— START PROVIDED ENTRIES —

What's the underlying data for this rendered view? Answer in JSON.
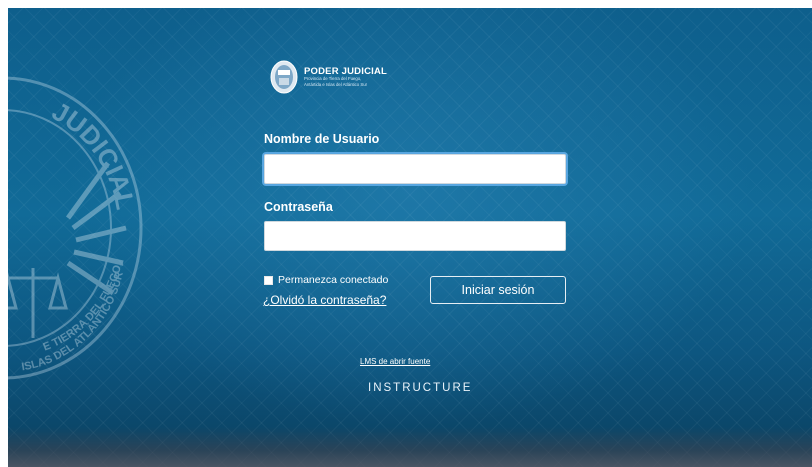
{
  "brand": {
    "title": "PODER JUDICIAL",
    "subtitle_line1": "Provincia de Tierra del Fuego,",
    "subtitle_line2": "Antártida e Islas del Atlántico Sur"
  },
  "seal": {
    "text_top": "JUDICIAL",
    "text_bottom1": "E TIERRA DEL FUEGO,",
    "text_bottom2": "ISLAS DEL ATLÁNTICO SUR"
  },
  "form": {
    "username_label": "Nombre de Usuario",
    "username_value": "",
    "password_label": "Contraseña",
    "password_value": "",
    "remember_label": "Permanezca conectado",
    "remember_checked": false,
    "forgot_label": "¿Olvidó la contraseña?",
    "submit_label": "Iniciar sesión"
  },
  "footer": {
    "oss_link": "LMS de abrir fuente",
    "brand": "INSTRUCTURE"
  },
  "colors": {
    "background": "#0e5f8c",
    "focus_ring": "#58a6e0",
    "text": "#ffffff"
  }
}
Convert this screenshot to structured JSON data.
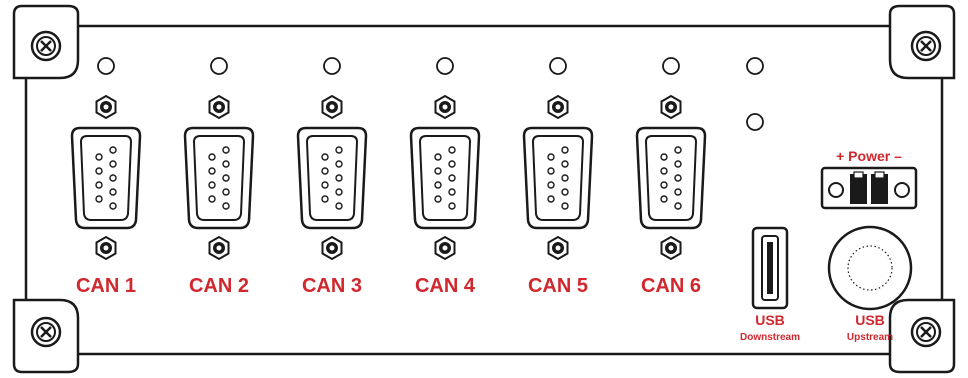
{
  "ports": [
    {
      "label": "CAN 1"
    },
    {
      "label": "CAN 2"
    },
    {
      "label": "CAN 3"
    },
    {
      "label": "CAN 4"
    },
    {
      "label": "CAN 5"
    },
    {
      "label": "CAN 6"
    }
  ],
  "usb_downstream": {
    "title": "USB",
    "subtitle": "Downstream"
  },
  "usb_upstream": {
    "title": "USB",
    "subtitle": "Upstream"
  },
  "power": {
    "label": "+ Power –"
  },
  "colors": {
    "label": "#d0282e",
    "outline": "#1a1a1a"
  },
  "icons": [
    "screw-icon",
    "led-icon",
    "db9-connector-icon",
    "usb-port-icon",
    "power-terminal-icon"
  ]
}
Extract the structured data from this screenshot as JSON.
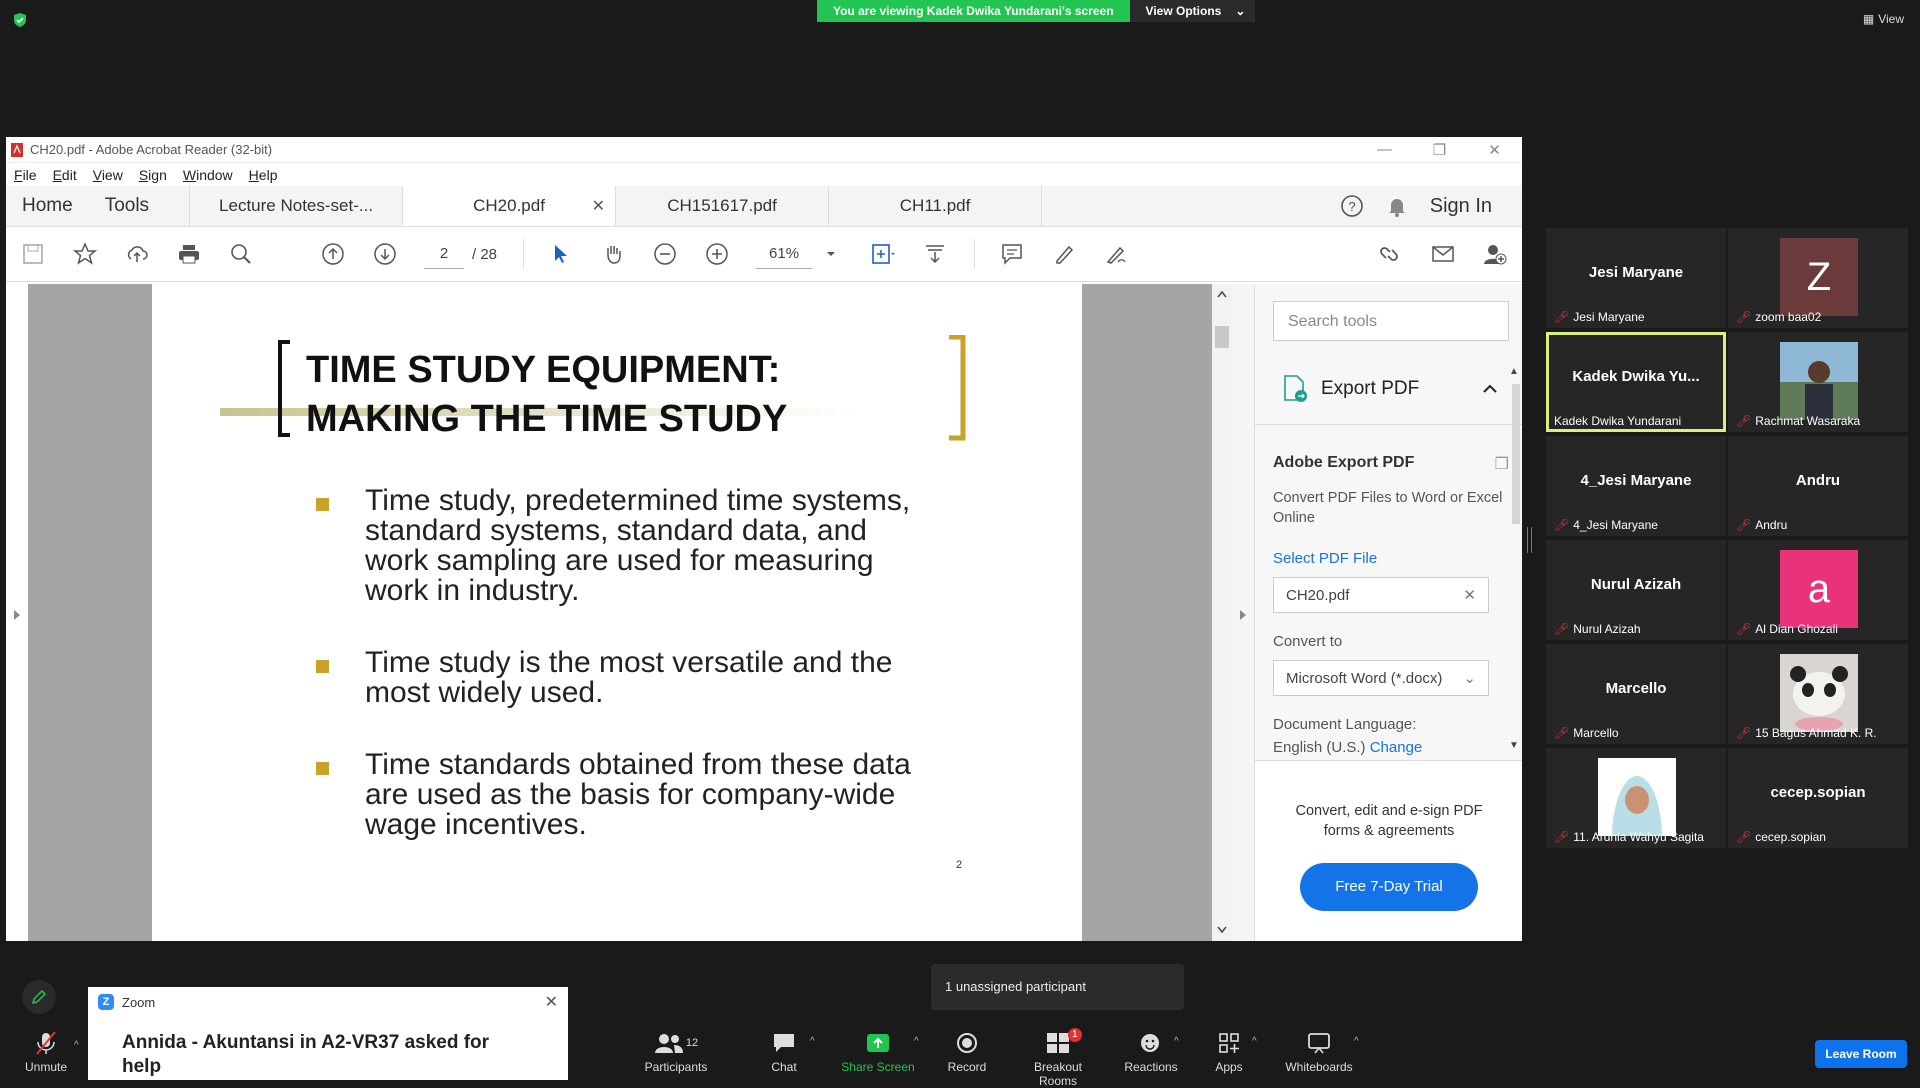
{
  "zoom": {
    "viewing_banner": "You are viewing Kadek Dwika Yundarani's screen",
    "view_options": "View Options",
    "view_label": "View",
    "unassigned": "1 unassigned participant",
    "leave": "Leave Room",
    "controls": {
      "unmute": "Unmute",
      "participants": "Participants",
      "participants_count": "12",
      "chat": "Chat",
      "share": "Share Screen",
      "record": "Record",
      "breakout": "Breakout Rooms",
      "breakout_badge": "1",
      "reactions": "Reactions",
      "apps": "Apps",
      "whiteboards": "Whiteboards"
    },
    "notification": {
      "app": "Zoom",
      "message": "Annida - Akuntansi in A2-VR37 asked for help"
    },
    "participants": [
      {
        "display": "Jesi Maryane",
        "label": "Jesi Maryane"
      },
      {
        "display": "Z",
        "label": "zoom baa02",
        "avatar_color": "#6b3a3a"
      },
      {
        "display": "Kadek Dwika Yu...",
        "label": "Kadek Dwika Yundarani",
        "active": true
      },
      {
        "display": "",
        "label": "Rachmat Wasaraka",
        "photo": true
      },
      {
        "display": "4_Jesi Maryane",
        "label": "4_Jesi Maryane"
      },
      {
        "display": "Andru",
        "label": "Andru"
      },
      {
        "display": "Nurul Azizah",
        "label": "Nurul Azizah"
      },
      {
        "display": "a",
        "label": "Al Dian Ghozali",
        "avatar_color": "#e8337a"
      },
      {
        "display": "Marcello",
        "label": "Marcello"
      },
      {
        "display": "",
        "label": "15 Bagus Ahmad K. R.",
        "photo": true
      },
      {
        "display": "",
        "label": "11. Ardhia Wahyu Sagita",
        "photo": true
      },
      {
        "display": "cecep.sopian",
        "label": "cecep.sopian"
      }
    ]
  },
  "acrobat": {
    "window_title": "CH20.pdf - Adobe Acrobat Reader (32-bit)",
    "menu": [
      "File",
      "Edit",
      "View",
      "Sign",
      "Window",
      "Help"
    ],
    "nav_home": "Home",
    "nav_tools": "Tools",
    "tabs": [
      "Lecture Notes-set-...",
      "CH20.pdf",
      "CH151617.pdf",
      "CH11.pdf"
    ],
    "active_tab": 1,
    "sign_in": "Sign In",
    "page_current": "2",
    "page_total": "/ 28",
    "zoom": "61%",
    "slide": {
      "title_line1": "TIME STUDY EQUIPMENT:",
      "title_line2": "MAKING THE TIME STUDY",
      "bullets": [
        "Time study, predetermined time systems, standard systems, standard data, and work sampling are used for measuring work in industry.",
        "Time study is the most versatile and the most widely used.",
        "Time standards obtained from these data are used as the basis for company-wide wage incentives."
      ],
      "page_number": "2"
    },
    "tools_pane": {
      "search_placeholder": "Search tools",
      "export_title": "Export PDF",
      "section_title": "Adobe Export PDF",
      "description": "Convert PDF Files to Word or Excel Online",
      "select_label": "Select PDF File",
      "selected_file": "CH20.pdf",
      "convert_to_label": "Convert to",
      "convert_to_value": "Microsoft Word (*.docx)",
      "doc_lang_label": "Document Language:",
      "doc_lang_value": "English (U.S.)",
      "change_link": "Change",
      "promo": "Convert, edit and e-sign PDF forms & agreements",
      "trial_button": "Free 7-Day Trial"
    }
  }
}
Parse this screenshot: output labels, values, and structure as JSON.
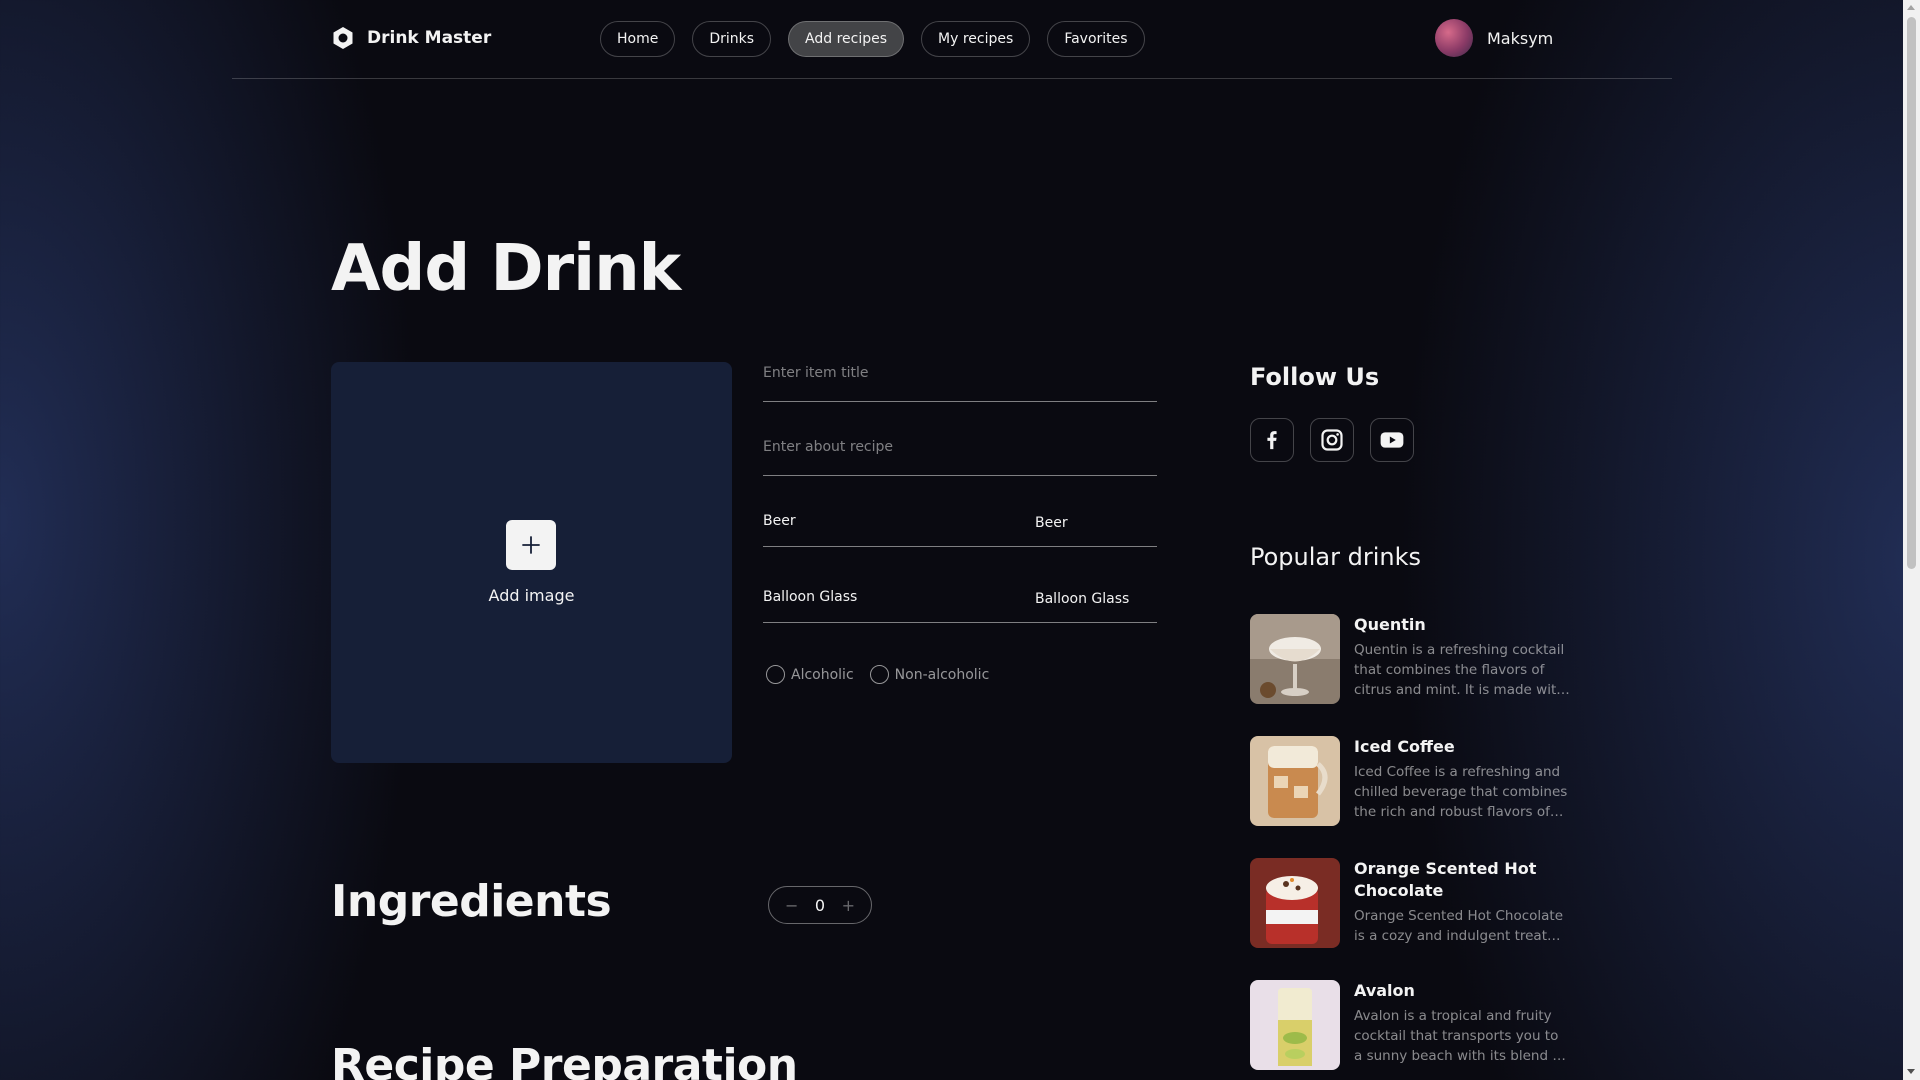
{
  "header": {
    "logo_text": "Drink Master",
    "nav": [
      {
        "label": "Home",
        "active": false
      },
      {
        "label": "Drinks",
        "active": false
      },
      {
        "label": "Add recipes",
        "active": true
      },
      {
        "label": "My recipes",
        "active": false
      },
      {
        "label": "Favorites",
        "active": false
      }
    ],
    "user_name": "Maksym"
  },
  "page": {
    "title": "Add Drink"
  },
  "upload": {
    "label": "Add image"
  },
  "form": {
    "title_placeholder": "Enter item title",
    "about_placeholder": "Enter about recipe",
    "category": {
      "label": "Beer",
      "value": "Beer"
    },
    "glass": {
      "label": "Balloon Glass",
      "value": "Balloon Glass"
    },
    "radios": [
      {
        "label": "Alcoholic",
        "checked": false
      },
      {
        "label": "Non-alcoholic",
        "checked": false
      }
    ]
  },
  "ingredients": {
    "title": "Ingredients",
    "count": "0",
    "minus": "−",
    "plus": "+"
  },
  "preparation": {
    "title": "Recipe Preparation"
  },
  "follow": {
    "title": "Follow Us",
    "icons": [
      "facebook-icon",
      "instagram-icon",
      "youtube-icon"
    ]
  },
  "popular": {
    "title": "Popular drinks",
    "drinks": [
      {
        "name": "Quentin",
        "description": "Quentin is a refreshing cocktail that combines the flavors of citrus and mint. It is made with fresh lime juice, mint leaves and soda."
      },
      {
        "name": "Iced Coffee",
        "description": "Iced Coffee is a refreshing and chilled beverage that combines the rich and robust flavors of coffee with ice."
      },
      {
        "name": "Orange Scented Hot Chocolate",
        "description": "Orange Scented Hot Chocolate is a cozy and indulgent treat perfect for cold days."
      },
      {
        "name": "Avalon",
        "description": "Avalon is a tropical and fruity cocktail that transports you to a sunny beach with its blend of flavors."
      }
    ]
  },
  "colors": {
    "background": "#0a0a11",
    "card": "#161f37",
    "text": "#f3f3f3",
    "active_nav": "#434447"
  }
}
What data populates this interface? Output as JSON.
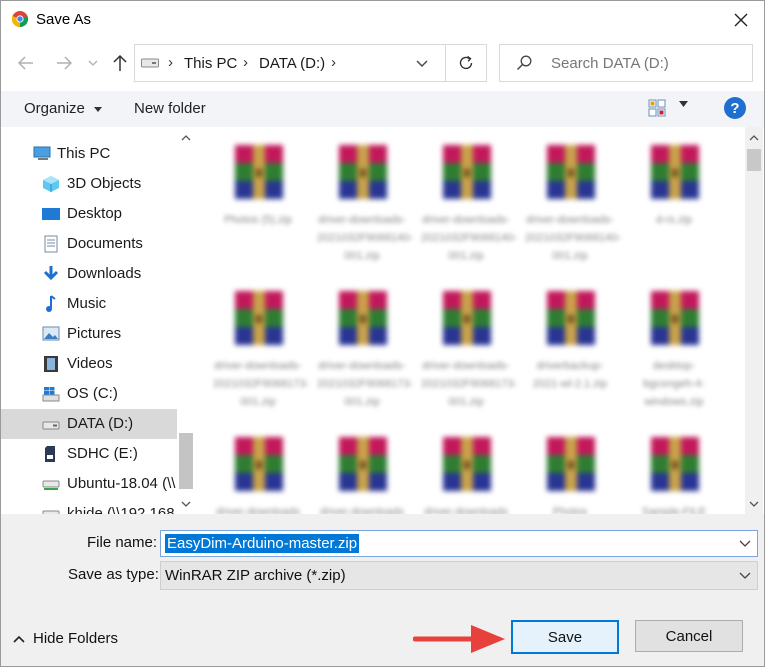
{
  "window": {
    "title": "Save As",
    "app_icon": "chrome-icon",
    "close_icon": "close-icon"
  },
  "address": {
    "crumbs": [
      "This PC",
      "DATA (D:)"
    ],
    "search_placeholder": "Search DATA (D:)"
  },
  "commands": {
    "organize": "Organize",
    "new_folder": "New folder",
    "help": "?"
  },
  "nav": {
    "items": [
      {
        "label": "This PC",
        "icon": "computer-icon",
        "root": true
      },
      {
        "label": "3D Objects",
        "icon": "3d-objects-icon"
      },
      {
        "label": "Desktop",
        "icon": "desktop-icon"
      },
      {
        "label": "Documents",
        "icon": "documents-icon"
      },
      {
        "label": "Downloads",
        "icon": "downloads-icon"
      },
      {
        "label": "Music",
        "icon": "music-icon"
      },
      {
        "label": "Pictures",
        "icon": "pictures-icon"
      },
      {
        "label": "Videos",
        "icon": "videos-icon"
      },
      {
        "label": "OS (C:)",
        "icon": "windows-drive-icon"
      },
      {
        "label": "DATA (D:)",
        "icon": "drive-icon",
        "selected": true
      },
      {
        "label": "SDHC (E:)",
        "icon": "sd-card-icon"
      },
      {
        "label": "Ubuntu-18.04 (\\\\",
        "icon": "network-drive-icon"
      },
      {
        "label": "khide (\\\\192.168",
        "icon": "network-drive-icon"
      }
    ]
  },
  "files": [
    {
      "name": "Photos (5).zip"
    },
    {
      "name": "driver-downloads-2021032F9068140-001.zip"
    },
    {
      "name": "driver-downloads-2021032F9068140-001.zip"
    },
    {
      "name": "driver-downloads-2021032F9068140-001.zip"
    },
    {
      "name": "d-rs.zip"
    },
    {
      "name": "driver-downloads-2021032F9068173-001.zip"
    },
    {
      "name": "driver-downloads-2021032F9068173-001.zip"
    },
    {
      "name": "driver-downloads-2021032F9068173-001.zip"
    },
    {
      "name": "driverbackup-2021-wl-2.1.zip"
    },
    {
      "name": "desktop-bgcongeh-4-windows.zip"
    },
    {
      "name": "driver-downloads"
    },
    {
      "name": "driver-downloads"
    },
    {
      "name": "driver-downloads"
    },
    {
      "name": "Photos"
    },
    {
      "name": "Sample-FILE"
    }
  ],
  "form": {
    "file_name_label": "File name:",
    "file_name_value": "EasyDim-Arduino-master.zip",
    "type_label": "Save as type:",
    "type_value": "WinRAR ZIP archive (*.zip)",
    "hide_folders": "Hide Folders",
    "save": "Save",
    "cancel": "Cancel"
  },
  "colors": {
    "accent": "#0078d7",
    "arrow": "#e8403a",
    "selection": "#d9d9d9"
  }
}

— END PROVIDED ENTRIES —

- YOUR INSTRUCTIONS
Using the entries above, return each line that includes the word "Coffee".

- EXERCISE SOLUTION
        "name": "Iced Coffee",
        "description": "Iced Coffee is a refreshing and chilled beverage that combines the rich and robust flavors of coffee with ice."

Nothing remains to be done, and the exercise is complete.